# RAW DATA

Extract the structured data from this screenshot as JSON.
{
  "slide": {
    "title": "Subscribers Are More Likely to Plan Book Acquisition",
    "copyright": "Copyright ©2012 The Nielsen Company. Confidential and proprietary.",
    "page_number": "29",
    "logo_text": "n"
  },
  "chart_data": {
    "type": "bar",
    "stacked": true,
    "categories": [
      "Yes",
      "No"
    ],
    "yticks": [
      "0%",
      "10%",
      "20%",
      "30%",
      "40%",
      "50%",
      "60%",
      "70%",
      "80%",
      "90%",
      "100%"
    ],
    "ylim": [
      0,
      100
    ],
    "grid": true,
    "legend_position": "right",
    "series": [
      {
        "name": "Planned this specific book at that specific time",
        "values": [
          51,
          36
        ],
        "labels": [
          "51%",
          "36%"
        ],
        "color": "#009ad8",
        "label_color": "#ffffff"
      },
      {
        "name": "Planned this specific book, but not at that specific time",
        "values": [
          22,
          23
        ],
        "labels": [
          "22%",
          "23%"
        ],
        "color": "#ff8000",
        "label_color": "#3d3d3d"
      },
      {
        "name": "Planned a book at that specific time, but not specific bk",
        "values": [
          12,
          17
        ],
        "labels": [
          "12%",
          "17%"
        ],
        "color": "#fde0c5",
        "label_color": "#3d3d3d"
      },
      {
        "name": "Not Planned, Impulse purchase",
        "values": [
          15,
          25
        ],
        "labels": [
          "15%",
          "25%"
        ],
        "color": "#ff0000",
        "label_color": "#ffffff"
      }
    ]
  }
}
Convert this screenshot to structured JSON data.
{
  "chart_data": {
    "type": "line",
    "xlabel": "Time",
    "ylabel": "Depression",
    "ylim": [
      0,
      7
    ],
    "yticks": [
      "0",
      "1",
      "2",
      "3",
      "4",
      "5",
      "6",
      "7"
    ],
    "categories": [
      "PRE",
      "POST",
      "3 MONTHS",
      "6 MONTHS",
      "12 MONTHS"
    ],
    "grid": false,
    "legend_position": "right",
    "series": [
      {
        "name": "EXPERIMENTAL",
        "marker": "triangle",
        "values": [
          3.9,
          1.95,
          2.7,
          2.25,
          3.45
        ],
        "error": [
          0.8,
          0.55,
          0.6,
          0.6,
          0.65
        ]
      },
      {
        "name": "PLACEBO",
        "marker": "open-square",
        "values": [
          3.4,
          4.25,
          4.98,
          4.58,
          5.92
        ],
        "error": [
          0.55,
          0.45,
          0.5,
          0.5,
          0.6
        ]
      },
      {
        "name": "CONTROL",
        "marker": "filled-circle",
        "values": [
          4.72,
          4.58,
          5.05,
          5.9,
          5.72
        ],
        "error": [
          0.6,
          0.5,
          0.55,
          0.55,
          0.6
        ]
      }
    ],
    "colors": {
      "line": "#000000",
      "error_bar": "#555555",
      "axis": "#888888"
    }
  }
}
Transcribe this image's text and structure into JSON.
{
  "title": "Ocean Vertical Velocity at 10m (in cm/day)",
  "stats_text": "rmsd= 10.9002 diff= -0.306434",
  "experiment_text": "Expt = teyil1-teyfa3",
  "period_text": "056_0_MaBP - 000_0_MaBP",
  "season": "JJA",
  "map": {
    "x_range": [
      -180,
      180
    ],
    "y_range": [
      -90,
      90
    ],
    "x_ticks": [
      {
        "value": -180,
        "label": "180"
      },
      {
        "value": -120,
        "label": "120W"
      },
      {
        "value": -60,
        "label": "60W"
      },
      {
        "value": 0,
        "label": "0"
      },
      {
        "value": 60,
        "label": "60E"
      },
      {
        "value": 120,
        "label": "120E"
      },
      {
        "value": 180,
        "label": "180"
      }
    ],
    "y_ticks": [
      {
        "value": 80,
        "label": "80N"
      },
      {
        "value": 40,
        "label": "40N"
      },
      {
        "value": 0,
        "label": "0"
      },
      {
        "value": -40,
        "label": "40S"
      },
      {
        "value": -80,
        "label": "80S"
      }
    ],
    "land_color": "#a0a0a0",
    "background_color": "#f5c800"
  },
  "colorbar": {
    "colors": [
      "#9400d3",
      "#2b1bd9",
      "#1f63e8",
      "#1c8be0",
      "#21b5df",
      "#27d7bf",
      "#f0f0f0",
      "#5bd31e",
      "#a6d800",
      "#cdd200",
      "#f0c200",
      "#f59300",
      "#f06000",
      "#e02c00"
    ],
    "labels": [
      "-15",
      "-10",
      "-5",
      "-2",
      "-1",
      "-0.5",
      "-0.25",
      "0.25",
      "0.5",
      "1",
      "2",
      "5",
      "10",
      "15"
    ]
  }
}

# PROBLEM TO WORK ON
Copy out all lines where the word "marker" appears.

# WRITTEN RESPONSE
        "marker": "triangle",
        "marker": "open-square",
        "marker": "filled-circle",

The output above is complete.